[Input]:
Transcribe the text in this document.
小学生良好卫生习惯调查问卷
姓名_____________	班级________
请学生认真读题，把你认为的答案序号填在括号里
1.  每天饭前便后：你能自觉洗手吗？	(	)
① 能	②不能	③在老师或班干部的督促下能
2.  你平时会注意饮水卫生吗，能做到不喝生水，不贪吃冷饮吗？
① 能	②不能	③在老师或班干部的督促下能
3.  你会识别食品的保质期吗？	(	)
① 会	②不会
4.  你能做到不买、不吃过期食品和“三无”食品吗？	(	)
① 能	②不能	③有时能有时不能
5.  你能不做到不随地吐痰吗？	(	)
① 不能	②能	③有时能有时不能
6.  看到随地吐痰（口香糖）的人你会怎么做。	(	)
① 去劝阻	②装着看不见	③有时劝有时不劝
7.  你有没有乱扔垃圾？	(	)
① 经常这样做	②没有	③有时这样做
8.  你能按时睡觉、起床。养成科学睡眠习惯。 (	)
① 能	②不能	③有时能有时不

[The problem]: Transcribe all lines as written.

[Task output]:
Transcribe the text in this document.
小学生良好卫生习惯调查问卷
姓名_____________	班级________
请学生认真读题，把你认为的答案序号填在括号里
1.  每天饭前便后：你能自觉洗手吗？	(	)
① 能	②不能	③在老师或班干部的督促下能
2.  你平时会注意饮水卫生吗，能做到不喝生水，不贪吃冷饮吗？
① 能	②不能	③在老师或班干部的督促下能
3.  你会识别食品的保质期吗？	(	)
① 会	②不会
4.  你能做到不买、不吃过期食品和“三无”食品吗？	(	)
① 能	②不能	③有时能有时不能
5.  你能不做到不随地吐痰吗？	(	)
① 不能	②能	③有时能有时不能
6.  看到随地吐痰（口香糖）的人你会怎么做。	(	)
① 去劝阻	②装着看不见	③有时劝有时不劝
7.  你有没有乱扔垃圾？	(	)
① 经常这样做	②没有	③有时这样做
8.  你能按时睡觉、起床。养成科学睡眠习惯。 (	)
① 能	②不能	③有时能有时不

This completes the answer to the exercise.